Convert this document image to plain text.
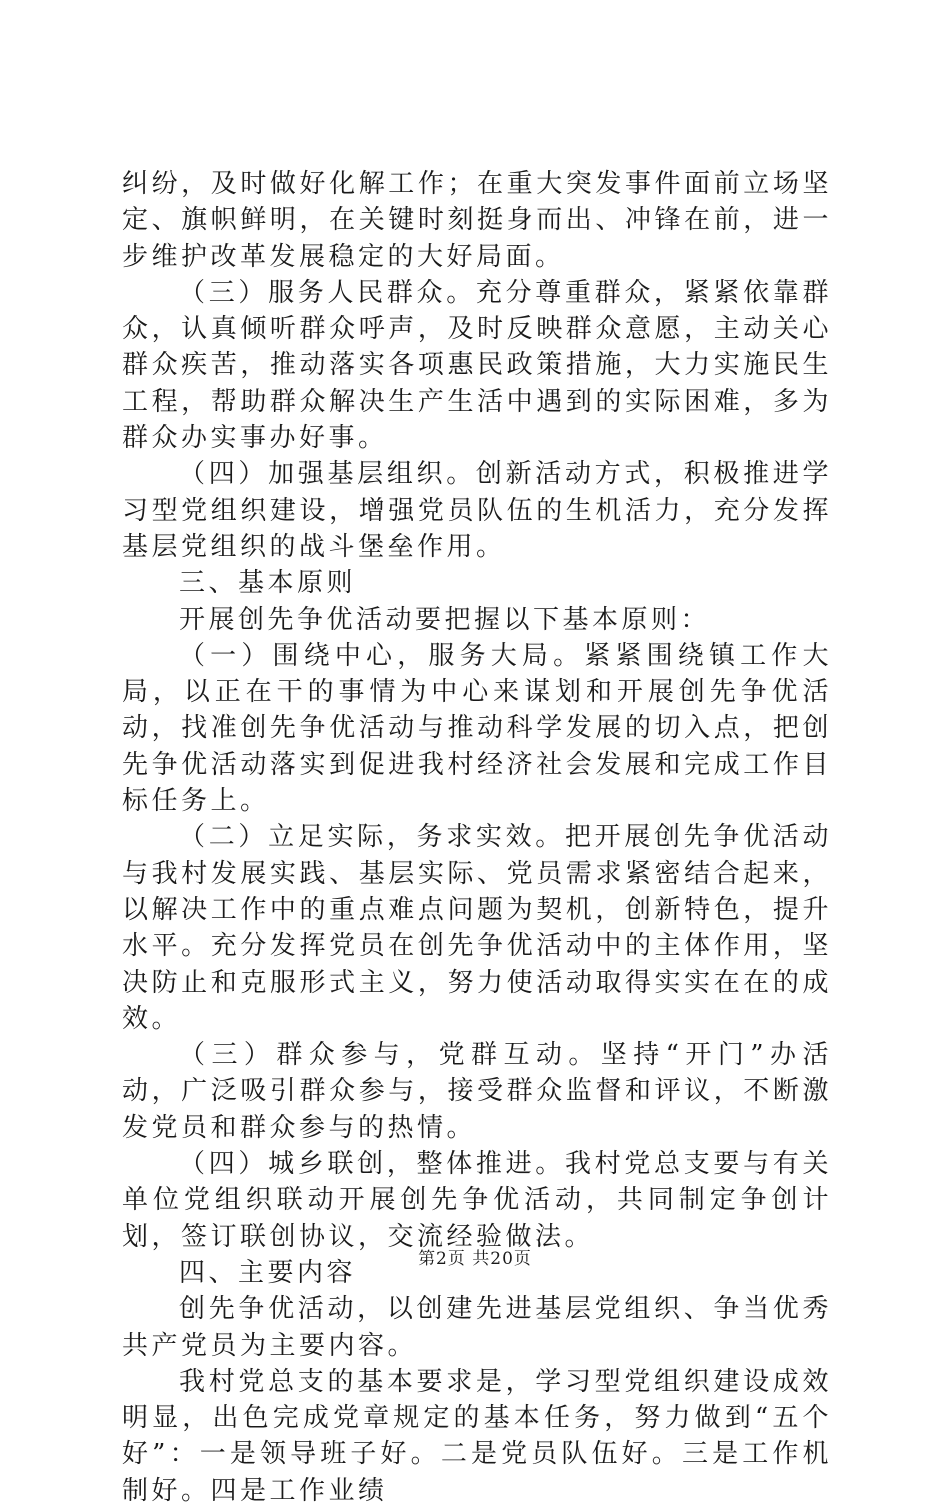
纠纷，及时做好化解工作；在重大突发事件面前立场坚定、旗帜鲜明，在关键时刻挺身而出、冲锋在前，进一步维护改革发展稳定的大好局面。

（三）服务人民群众。充分尊重群众，紧紧依靠群众，认真倾听群众呼声，及时反映群众意愿，主动关心群众疾苦，推动落实各项惠民政策措施，大力实施民生工程，帮助群众解决生产生活中遇到的实际困难，多为群众办实事办好事。

（四）加强基层组织。创新活动方式，积极推进学习型党组织建设，增强党员队伍的生机活力，充分发挥基层党组织的战斗堡垒作用。

三、基本原则

开展创先争优活动要把握以下基本原则：

（一）围绕中心，服务大局。紧紧围绕镇工作大局，以正在干的事情为中心来谋划和开展创先争优活动，找准创先争优活动与推动科学发展的切入点，把创先争优活动落实到促进我村经济社会发展和完成工作目标任务上。

（二）立足实际，务求实效。把开展创先争优活动与我村发展实践、基层实际、党员需求紧密结合起来，以解决工作中的重点难点问题为契机，创新特色，提升水平。充分发挥党员在创先争优活动中的主体作用，坚决防止和克服形式主义，努力使活动取得实实在在的成效。

（三）群众参与，党群互动。坚持“开门”办活动，广泛吸引群众参与，接受群众监督和评议，不断激发党员和群众参与的热情。

（四）城乡联创，整体推进。我村党总支要与有关单位党组织联动开展创先争优活动，共同制定争创计划，签订联创协议，交流经验做法。

四、主要内容

创先争优活动，以创建先进基层党组织、争当优秀共产党员为主要内容。

我村党总支的基本要求是，学习型党组织建设成效明显，出色完成党章规定的基本任务，努力做到“五个好”：一是领导班子好。二是党员队伍好。三是工作机制好。四是工作业绩

第2页 共20页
• • • •
**Work instructions:** Copy everything in the records above except the pictures, exactly as written.

**Result of this task:**
Convert this document image to plain text.
纠纷，及时做好化解工作；在重大突发事件面前立场坚定、旗帜鲜明，在关键时刻挺身而出、冲锋在前，进一步维护改革发展稳定的大好局面。

（三）服务人民群众。充分尊重群众，紧紧依靠群众，认真倾听群众呼声，及时反映群众意愿，主动关心群众疾苦，推动落实各项惠民政策措施，大力实施民生工程，帮助群众解决生产生活中遇到的实际困难，多为群众办实事办好事。

（四）加强基层组织。创新活动方式，积极推进学习型党组织建设，增强党员队伍的生机活力，充分发挥基层党组织的战斗堡垒作用。

三、基本原则

开展创先争优活动要把握以下基本原则：

（一）围绕中心，服务大局。紧紧围绕镇工作大局，以正在干的事情为中心来谋划和开展创先争优活动，找准创先争优活动与推动科学发展的切入点，把创先争优活动落实到促进我村经济社会发展和完成工作目标任务上。

（二）立足实际，务求实效。把开展创先争优活动与我村发展实践、基层实际、党员需求紧密结合起来，以解决工作中的重点难点问题为契机，创新特色，提升水平。充分发挥党员在创先争优活动中的主体作用，坚决防止和克服形式主义，努力使活动取得实实在在的成效。

（三）群众参与，党群互动。坚持“开门”办活动，广泛吸引群众参与，接受群众监督和评议，不断激发党员和群众参与的热情。

（四）城乡联创，整体推进。我村党总支要与有关单位党组织联动开展创先争优活动，共同制定争创计划，签订联创协议，交流经验做法。

四、主要内容

创先争优活动，以创建先进基层党组织、争当优秀共产党员为主要内容。

我村党总支的基本要求是，学习型党组织建设成效明显，出色完成党章规定的基本任务，努力做到“五个好”：一是领导班子好。二是党员队伍好。三是工作机制好。四是工作业绩

第2页 共20页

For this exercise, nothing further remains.